• EXERCISE INPUT:
****************

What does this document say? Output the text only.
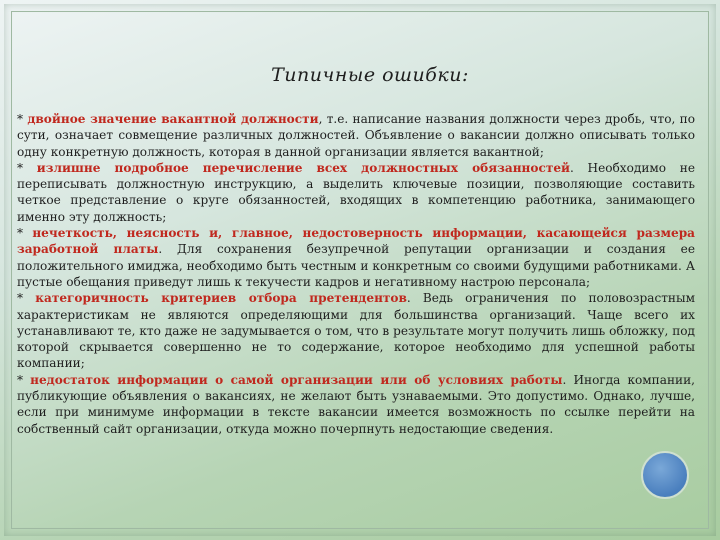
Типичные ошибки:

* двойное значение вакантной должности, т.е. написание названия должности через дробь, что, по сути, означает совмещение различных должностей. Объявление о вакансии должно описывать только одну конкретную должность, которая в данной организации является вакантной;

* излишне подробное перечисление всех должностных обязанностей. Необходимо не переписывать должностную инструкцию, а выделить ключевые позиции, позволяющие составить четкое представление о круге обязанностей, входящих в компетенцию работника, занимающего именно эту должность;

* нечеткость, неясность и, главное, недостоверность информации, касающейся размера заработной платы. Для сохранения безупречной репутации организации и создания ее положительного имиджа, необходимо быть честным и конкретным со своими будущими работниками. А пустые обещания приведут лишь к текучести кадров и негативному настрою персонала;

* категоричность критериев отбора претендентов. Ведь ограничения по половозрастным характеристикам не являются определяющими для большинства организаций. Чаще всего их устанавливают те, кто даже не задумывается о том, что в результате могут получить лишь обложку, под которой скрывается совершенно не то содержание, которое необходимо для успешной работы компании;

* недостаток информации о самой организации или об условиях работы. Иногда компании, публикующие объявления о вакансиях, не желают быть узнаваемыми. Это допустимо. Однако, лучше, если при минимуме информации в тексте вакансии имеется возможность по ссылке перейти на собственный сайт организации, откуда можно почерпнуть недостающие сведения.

****************

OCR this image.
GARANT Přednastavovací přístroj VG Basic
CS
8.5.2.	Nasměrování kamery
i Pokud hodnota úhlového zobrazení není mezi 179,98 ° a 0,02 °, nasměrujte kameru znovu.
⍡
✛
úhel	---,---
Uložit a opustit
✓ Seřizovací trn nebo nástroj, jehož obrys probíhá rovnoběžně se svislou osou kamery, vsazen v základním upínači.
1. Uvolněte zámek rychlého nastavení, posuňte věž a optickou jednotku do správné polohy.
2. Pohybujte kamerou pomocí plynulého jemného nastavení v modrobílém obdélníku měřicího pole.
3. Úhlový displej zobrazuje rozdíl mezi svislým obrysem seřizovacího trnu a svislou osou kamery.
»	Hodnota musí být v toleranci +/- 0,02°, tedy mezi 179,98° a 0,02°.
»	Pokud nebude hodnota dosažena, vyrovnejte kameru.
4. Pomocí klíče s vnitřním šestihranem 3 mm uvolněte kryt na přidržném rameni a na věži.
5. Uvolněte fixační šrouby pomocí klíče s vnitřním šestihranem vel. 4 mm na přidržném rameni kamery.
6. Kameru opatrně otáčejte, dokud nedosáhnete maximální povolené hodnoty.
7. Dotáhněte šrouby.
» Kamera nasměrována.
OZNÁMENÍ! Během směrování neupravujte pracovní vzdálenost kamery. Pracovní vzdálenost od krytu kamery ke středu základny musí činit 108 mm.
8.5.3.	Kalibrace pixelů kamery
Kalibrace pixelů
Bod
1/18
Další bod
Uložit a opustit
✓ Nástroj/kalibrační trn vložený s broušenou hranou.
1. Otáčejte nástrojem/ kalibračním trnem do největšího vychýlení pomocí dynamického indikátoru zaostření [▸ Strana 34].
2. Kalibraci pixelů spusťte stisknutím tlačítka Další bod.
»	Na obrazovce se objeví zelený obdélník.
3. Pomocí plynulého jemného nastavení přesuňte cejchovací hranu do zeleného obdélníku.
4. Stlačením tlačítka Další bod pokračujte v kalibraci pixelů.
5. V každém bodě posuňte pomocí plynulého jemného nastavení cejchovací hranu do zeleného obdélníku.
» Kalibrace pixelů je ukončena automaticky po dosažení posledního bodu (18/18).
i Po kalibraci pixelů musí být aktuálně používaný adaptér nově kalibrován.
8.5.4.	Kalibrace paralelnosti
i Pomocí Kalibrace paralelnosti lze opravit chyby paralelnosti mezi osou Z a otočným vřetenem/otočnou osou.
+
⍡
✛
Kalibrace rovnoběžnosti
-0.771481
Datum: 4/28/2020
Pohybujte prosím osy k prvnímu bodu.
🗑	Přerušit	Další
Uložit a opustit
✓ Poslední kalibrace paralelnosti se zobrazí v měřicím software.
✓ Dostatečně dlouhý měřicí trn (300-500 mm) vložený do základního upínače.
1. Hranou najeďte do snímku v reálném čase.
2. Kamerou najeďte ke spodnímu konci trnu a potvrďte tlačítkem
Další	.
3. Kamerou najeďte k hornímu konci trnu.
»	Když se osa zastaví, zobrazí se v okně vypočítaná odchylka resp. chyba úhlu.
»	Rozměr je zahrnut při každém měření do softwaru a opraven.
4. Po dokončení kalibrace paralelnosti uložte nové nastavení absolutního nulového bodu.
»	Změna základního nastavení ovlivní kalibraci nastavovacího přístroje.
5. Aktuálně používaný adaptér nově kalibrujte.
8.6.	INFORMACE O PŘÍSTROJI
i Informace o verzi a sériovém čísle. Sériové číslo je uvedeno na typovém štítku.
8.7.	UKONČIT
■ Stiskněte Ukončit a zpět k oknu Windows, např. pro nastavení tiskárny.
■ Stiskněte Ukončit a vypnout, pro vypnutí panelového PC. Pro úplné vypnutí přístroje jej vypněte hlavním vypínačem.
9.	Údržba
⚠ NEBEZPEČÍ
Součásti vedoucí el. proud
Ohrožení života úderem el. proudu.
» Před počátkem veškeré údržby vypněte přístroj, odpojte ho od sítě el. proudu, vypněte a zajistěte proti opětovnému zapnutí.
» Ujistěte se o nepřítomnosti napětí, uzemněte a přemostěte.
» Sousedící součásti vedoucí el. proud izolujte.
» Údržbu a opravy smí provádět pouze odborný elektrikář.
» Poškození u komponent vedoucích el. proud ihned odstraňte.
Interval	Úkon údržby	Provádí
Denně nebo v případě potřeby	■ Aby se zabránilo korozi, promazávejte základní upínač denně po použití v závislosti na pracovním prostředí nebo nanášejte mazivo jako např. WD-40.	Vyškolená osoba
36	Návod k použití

****************

• TASK PROMPT: Using the material above, copy every line in which the string "Další" occurs.

• WRITTEN SOLUTION:
Další bod
2. Kalibraci pixelů spusťte stisknutím tlačítka Další bod.
4. Stlačením tlačítka Další bod pokračujte v kalibraci pixelů.
🗑	Přerušit	Další
Další	.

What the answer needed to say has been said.